> [Data excerpts]:
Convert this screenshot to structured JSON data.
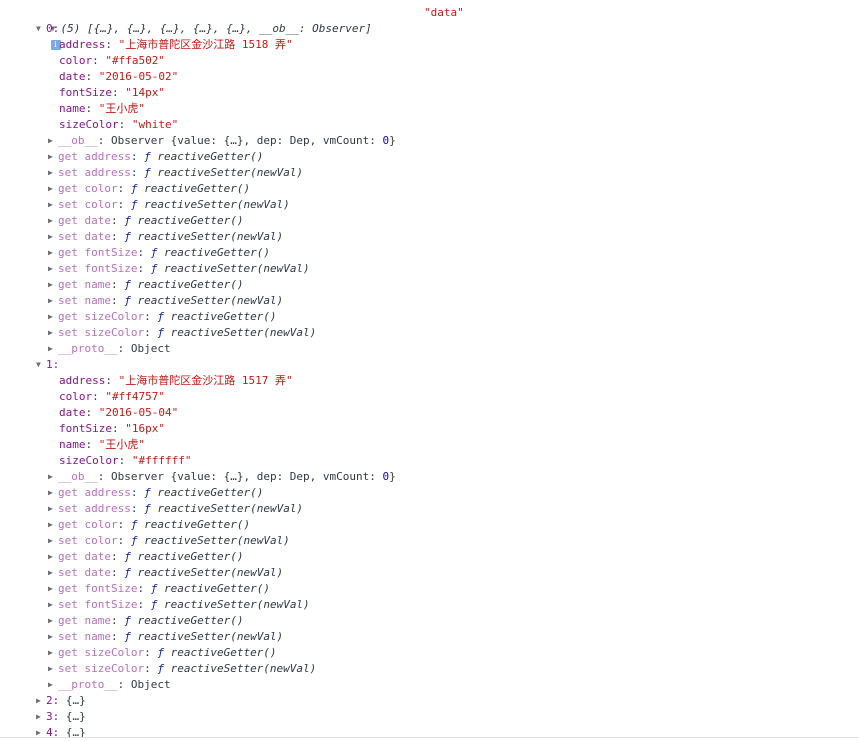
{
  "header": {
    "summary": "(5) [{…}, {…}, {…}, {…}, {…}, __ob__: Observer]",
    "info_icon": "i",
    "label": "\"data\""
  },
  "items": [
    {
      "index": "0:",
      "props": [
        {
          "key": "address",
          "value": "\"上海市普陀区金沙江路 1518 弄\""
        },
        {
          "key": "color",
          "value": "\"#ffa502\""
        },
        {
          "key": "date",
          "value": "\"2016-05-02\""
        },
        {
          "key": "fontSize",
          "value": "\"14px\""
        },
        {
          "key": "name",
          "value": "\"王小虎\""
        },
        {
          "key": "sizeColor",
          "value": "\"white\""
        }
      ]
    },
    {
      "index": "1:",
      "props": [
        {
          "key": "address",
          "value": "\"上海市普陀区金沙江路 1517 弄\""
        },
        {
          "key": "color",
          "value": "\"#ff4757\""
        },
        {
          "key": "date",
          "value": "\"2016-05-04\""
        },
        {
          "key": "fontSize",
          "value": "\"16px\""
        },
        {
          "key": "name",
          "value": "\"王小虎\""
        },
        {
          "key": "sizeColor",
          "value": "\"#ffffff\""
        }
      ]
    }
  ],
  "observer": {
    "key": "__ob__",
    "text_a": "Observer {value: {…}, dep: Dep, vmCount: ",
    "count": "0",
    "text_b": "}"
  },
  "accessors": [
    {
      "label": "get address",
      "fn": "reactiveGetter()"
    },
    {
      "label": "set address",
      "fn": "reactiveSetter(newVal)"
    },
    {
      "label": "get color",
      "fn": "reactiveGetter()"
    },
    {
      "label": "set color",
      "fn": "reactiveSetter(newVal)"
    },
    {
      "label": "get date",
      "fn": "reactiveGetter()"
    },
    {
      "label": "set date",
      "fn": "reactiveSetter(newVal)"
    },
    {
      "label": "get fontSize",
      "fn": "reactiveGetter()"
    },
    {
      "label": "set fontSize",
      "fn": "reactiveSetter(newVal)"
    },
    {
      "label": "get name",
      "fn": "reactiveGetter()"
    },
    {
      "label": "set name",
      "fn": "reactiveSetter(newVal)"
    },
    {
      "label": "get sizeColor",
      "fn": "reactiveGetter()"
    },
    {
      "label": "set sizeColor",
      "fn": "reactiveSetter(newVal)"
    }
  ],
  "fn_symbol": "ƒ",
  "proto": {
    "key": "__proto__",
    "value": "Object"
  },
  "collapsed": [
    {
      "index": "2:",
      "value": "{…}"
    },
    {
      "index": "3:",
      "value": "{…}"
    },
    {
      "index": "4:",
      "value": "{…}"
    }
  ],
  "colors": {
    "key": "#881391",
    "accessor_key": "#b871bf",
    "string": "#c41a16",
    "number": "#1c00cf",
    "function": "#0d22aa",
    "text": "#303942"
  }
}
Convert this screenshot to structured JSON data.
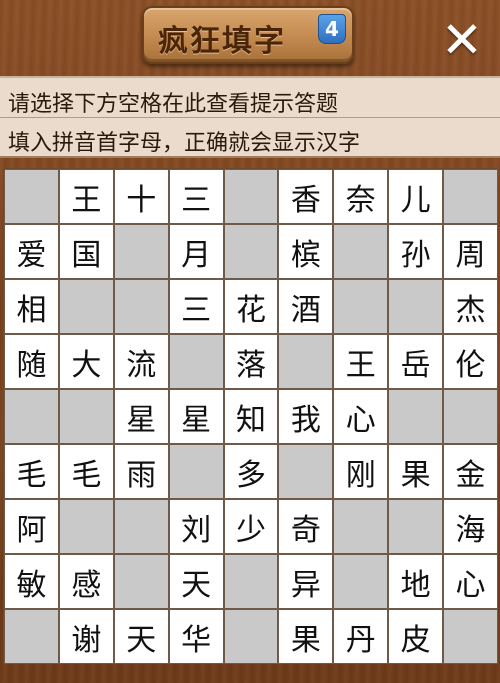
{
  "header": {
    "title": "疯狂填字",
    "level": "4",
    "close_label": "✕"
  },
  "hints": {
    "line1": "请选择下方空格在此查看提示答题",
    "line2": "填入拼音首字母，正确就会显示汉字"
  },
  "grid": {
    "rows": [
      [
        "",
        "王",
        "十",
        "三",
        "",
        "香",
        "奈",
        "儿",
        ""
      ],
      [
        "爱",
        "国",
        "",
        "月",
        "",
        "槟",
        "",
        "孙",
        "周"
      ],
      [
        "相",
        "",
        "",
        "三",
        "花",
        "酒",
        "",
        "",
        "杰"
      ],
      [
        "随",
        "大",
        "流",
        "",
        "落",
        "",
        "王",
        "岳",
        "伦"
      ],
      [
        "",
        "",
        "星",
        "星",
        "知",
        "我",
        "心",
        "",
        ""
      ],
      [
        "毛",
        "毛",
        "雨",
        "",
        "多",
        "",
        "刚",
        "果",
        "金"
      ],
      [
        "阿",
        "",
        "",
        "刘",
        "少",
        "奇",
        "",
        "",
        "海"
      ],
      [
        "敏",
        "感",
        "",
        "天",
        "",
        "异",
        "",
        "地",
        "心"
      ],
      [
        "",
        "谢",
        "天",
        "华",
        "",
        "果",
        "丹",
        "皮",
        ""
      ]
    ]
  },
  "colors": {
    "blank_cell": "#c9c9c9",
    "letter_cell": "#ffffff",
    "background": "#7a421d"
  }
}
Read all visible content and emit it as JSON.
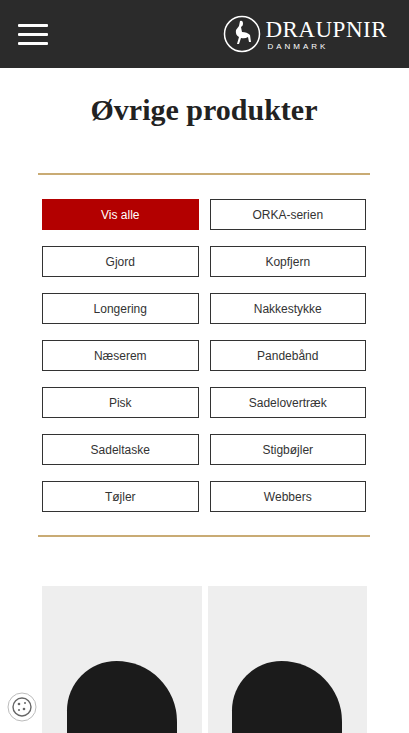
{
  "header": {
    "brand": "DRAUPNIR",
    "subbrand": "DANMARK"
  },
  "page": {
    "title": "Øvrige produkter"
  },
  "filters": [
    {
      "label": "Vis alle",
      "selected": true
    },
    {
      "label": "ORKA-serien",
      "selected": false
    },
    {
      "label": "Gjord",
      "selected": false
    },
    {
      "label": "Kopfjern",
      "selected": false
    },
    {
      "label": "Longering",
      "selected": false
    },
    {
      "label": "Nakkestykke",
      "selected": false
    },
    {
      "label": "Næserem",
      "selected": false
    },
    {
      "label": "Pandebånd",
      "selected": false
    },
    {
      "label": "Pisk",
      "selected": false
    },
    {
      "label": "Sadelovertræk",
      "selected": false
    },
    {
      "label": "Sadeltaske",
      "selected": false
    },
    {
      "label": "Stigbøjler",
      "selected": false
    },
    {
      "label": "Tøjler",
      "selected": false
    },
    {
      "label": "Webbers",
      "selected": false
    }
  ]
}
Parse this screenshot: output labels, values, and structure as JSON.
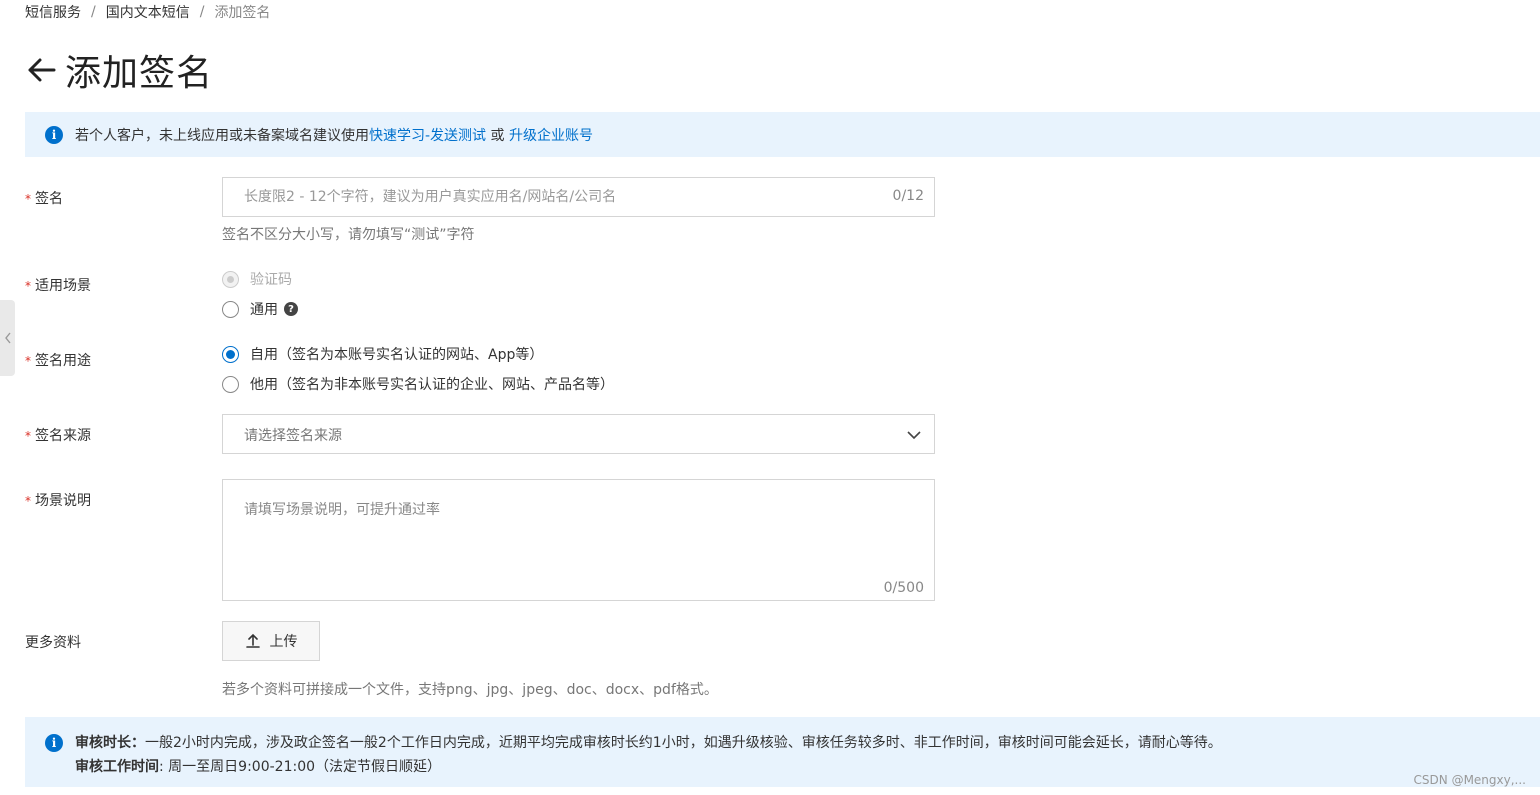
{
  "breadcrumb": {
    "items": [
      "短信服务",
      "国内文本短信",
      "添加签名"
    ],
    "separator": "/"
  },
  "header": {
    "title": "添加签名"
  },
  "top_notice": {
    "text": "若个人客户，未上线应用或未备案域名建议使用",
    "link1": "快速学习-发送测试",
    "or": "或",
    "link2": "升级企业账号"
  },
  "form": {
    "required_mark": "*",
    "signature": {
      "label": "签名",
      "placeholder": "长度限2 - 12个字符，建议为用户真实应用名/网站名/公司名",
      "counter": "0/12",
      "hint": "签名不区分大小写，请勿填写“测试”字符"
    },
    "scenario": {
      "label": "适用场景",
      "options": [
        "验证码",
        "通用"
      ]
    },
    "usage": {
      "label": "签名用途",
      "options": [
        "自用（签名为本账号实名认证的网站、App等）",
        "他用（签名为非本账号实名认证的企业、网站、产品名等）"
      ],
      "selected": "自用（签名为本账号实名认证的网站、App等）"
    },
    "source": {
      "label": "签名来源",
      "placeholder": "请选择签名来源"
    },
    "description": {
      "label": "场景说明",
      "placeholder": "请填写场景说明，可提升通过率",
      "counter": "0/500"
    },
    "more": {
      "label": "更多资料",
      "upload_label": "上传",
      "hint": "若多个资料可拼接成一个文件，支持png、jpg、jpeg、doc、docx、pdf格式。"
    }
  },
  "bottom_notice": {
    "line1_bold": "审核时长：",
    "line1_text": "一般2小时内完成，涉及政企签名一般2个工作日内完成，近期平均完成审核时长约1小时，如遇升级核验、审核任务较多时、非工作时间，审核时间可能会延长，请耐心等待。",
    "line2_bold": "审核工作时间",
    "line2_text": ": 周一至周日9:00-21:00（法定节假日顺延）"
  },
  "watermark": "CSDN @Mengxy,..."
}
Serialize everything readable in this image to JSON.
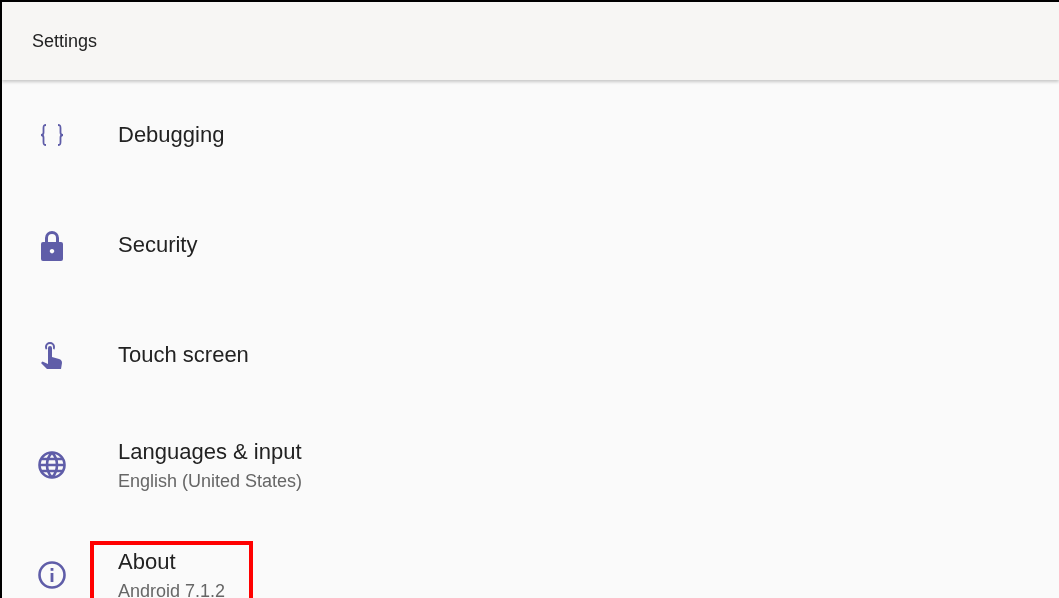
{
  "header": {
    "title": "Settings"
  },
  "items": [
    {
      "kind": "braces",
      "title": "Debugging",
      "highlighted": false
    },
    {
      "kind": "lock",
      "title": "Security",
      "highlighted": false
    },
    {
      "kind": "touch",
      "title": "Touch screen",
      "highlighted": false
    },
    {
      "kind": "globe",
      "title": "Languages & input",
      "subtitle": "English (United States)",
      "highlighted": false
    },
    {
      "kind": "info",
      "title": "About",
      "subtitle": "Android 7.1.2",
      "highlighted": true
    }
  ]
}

> [Given instruction]: Repeat everything in the records precisely. Images are excluded from the copy.

> [Finished exercise]:
Convert this screenshot to structured JSON data.
{
  "header": {
    "summary": "(5) [{…}, {…}, {…}, {…}, {…}, __ob__: Observer]",
    "info_icon": "i",
    "label": "\"data\""
  },
  "items": [
    {
      "index": "0:",
      "props": [
        {
          "key": "address",
          "value": "\"上海市普陀区金沙江路 1518 弄\""
        },
        {
          "key": "color",
          "value": "\"#ffa502\""
        },
        {
          "key": "date",
          "value": "\"2016-05-02\""
        },
        {
          "key": "fontSize",
          "value": "\"14px\""
        },
        {
          "key": "name",
          "value": "\"王小虎\""
        },
        {
          "key": "sizeColor",
          "value": "\"white\""
        }
      ]
    },
    {
      "index": "1:",
      "props": [
        {
          "key": "address",
          "value": "\"上海市普陀区金沙江路 1517 弄\""
        },
        {
          "key": "color",
          "value": "\"#ff4757\""
        },
        {
          "key": "date",
          "value": "\"2016-05-04\""
        },
        {
          "key": "fontSize",
          "value": "\"16px\""
        },
        {
          "key": "name",
          "value": "\"王小虎\""
        },
        {
          "key": "sizeColor",
          "value": "\"#ffffff\""
        }
      ]
    }
  ],
  "observer": {
    "key": "__ob__",
    "text_a": "Observer {value: {…}, dep: Dep, vmCount: ",
    "count": "0",
    "text_b": "}"
  },
  "accessors": [
    {
      "label": "get address",
      "fn": "reactiveGetter()"
    },
    {
      "label": "set address",
      "fn": "reactiveSetter(newVal)"
    },
    {
      "label": "get color",
      "fn": "reactiveGetter()"
    },
    {
      "label": "set color",
      "fn": "reactiveSetter(newVal)"
    },
    {
      "label": "get date",
      "fn": "reactiveGetter()"
    },
    {
      "label": "set date",
      "fn": "reactiveSetter(newVal)"
    },
    {
      "label": "get fontSize",
      "fn": "reactiveGetter()"
    },
    {
      "label": "set fontSize",
      "fn": "reactiveSetter(newVal)"
    },
    {
      "label": "get name",
      "fn": "reactiveGetter()"
    },
    {
      "label": "set name",
      "fn": "reactiveSetter(newVal)"
    },
    {
      "label": "get sizeColor",
      "fn": "reactiveGetter()"
    },
    {
      "label": "set sizeColor",
      "fn": "reactiveSetter(newVal)"
    }
  ],
  "fn_symbol": "ƒ",
  "proto": {
    "key": "__proto__",
    "value": "Object"
  },
  "collapsed": [
    {
      "index": "2:",
      "value": "{…}"
    },
    {
      "index": "3:",
      "value": "{…}"
    },
    {
      "index": "4:",
      "value": "{…}"
    }
  ],
  "colors": {
    "key": "#881391",
    "accessor_key": "#b871bf",
    "string": "#c41a16",
    "number": "#1c00cf",
    "function": "#0d22aa",
    "text": "#303942"
  }
}
Convert this screenshot to structured JSON data.
{
  "header": {
    "title": "疯狂填字",
    "level": "4",
    "close_label": "✕"
  },
  "hints": {
    "line1": "请选择下方空格在此查看提示答题",
    "line2": "填入拼音首字母，正确就会显示汉字"
  },
  "grid": {
    "rows": [
      [
        "",
        "王",
        "十",
        "三",
        "",
        "香",
        "奈",
        "儿",
        ""
      ],
      [
        "爱",
        "国",
        "",
        "月",
        "",
        "槟",
        "",
        "孙",
        "周"
      ],
      [
        "相",
        "",
        "",
        "三",
        "花",
        "酒",
        "",
        "",
        "杰"
      ],
      [
        "随",
        "大",
        "流",
        "",
        "落",
        "",
        "王",
        "岳",
        "伦"
      ],
      [
        "",
        "",
        "星",
        "星",
        "知",
        "我",
        "心",
        "",
        ""
      ],
      [
        "毛",
        "毛",
        "雨",
        "",
        "多",
        "",
        "刚",
        "果",
        "金"
      ],
      [
        "阿",
        "",
        "",
        "刘",
        "少",
        "奇",
        "",
        "",
        "海"
      ],
      [
        "敏",
        "感",
        "",
        "天",
        "",
        "异",
        "",
        "地",
        "心"
      ],
      [
        "",
        "谢",
        "天",
        "华",
        "",
        "果",
        "丹",
        "皮",
        ""
      ]
    ]
  },
  "colors": {
    "blank_cell": "#c9c9c9",
    "letter_cell": "#ffffff",
    "background": "#7a421d"
  }
}
Read all visible content and emit it as JSON.
{
  "header": {
    "brand": "DRAUPNIR",
    "subbrand": "DANMARK"
  },
  "page": {
    "title": "Øvrige produkter"
  },
  "filters": [
    {
      "label": "Vis alle",
      "selected": true
    },
    {
      "label": "ORKA-serien",
      "selected": false
    },
    {
      "label": "Gjord",
      "selected": false
    },
    {
      "label": "Kopfjern",
      "selected": false
    },
    {
      "label": "Longering",
      "selected": false
    },
    {
      "label": "Nakkestykke",
      "selected": false
    },
    {
      "label": "Næserem",
      "selected": false
    },
    {
      "label": "Pandebånd",
      "selected": false
    },
    {
      "label": "Pisk",
      "selected": false
    },
    {
      "label": "Sadelovertræk",
      "selected": false
    },
    {
      "label": "Sadeltaske",
      "selected": false
    },
    {
      "label": "Stigbøjler",
      "selected": false
    },
    {
      "label": "Tøjler",
      "selected": false
    },
    {
      "label": "Webbers",
      "selected": false
    }
  ]
}
Parse this screenshot: output labels, values, and structure as JSON.
{
  "breadcrumb": {
    "items": [
      "短信服务",
      "国内文本短信",
      "添加签名"
    ],
    "separator": "/"
  },
  "header": {
    "title": "添加签名"
  },
  "top_notice": {
    "text": "若个人客户，未上线应用或未备案域名建议使用",
    "link1": "快速学习-发送测试",
    "or": "或",
    "link2": "升级企业账号"
  },
  "form": {
    "required_mark": "*",
    "signature": {
      "label": "签名",
      "placeholder": "长度限2 - 12个字符，建议为用户真实应用名/网站名/公司名",
      "counter": "0/12",
      "hint": "签名不区分大小写，请勿填写“测试”字符"
    },
    "scenario": {
      "label": "适用场景",
      "options": [
        "验证码",
        "通用"
      ]
    },
    "usage": {
      "label": "签名用途",
      "options": [
        "自用（签名为本账号实名认证的网站、App等）",
        "他用（签名为非本账号实名认证的企业、网站、产品名等）"
      ],
      "selected": "自用（签名为本账号实名认证的网站、App等）"
    },
    "source": {
      "label": "签名来源",
      "placeholder": "请选择签名来源"
    },
    "description": {
      "label": "场景说明",
      "placeholder": "请填写场景说明，可提升通过率",
      "counter": "0/500"
    },
    "more": {
      "label": "更多资料",
      "upload_label": "上传",
      "hint": "若多个资料可拼接成一个文件，支持png、jpg、jpeg、doc、docx、pdf格式。"
    }
  },
  "bottom_notice": {
    "line1_bold": "审核时长：",
    "line1_text": "一般2小时内完成，涉及政企签名一般2个工作日内完成，近期平均完成审核时长约1小时，如遇升级核验、审核任务较多时、非工作时间，审核时间可能会延长，请耐心等待。",
    "line2_bold": "审核工作时间",
    "line2_text": ": 周一至周日9:00-21:00（法定节假日顺延）"
  },
  "watermark": "CSDN @Mengxy,..."
}
Serialize everything readable in this image to JSON.
{
  "header": {
    "title": "Settings"
  },
  "items": [
    {
      "kind": "braces",
      "title": "Debugging",
      "highlighted": false
    },
    {
      "kind": "lock",
      "title": "Security",
      "highlighted": false
    },
    {
      "kind": "touch",
      "title": "Touch screen",
      "highlighted": false
    },
    {
      "kind": "globe",
      "title": "Languages & input",
      "subtitle": "English (United States)",
      "highlighted": false
    },
    {
      "kind": "info",
      "title": "About",
      "subtitle": "Android 7.1.2",
      "highlighted": true
    }
  ]
}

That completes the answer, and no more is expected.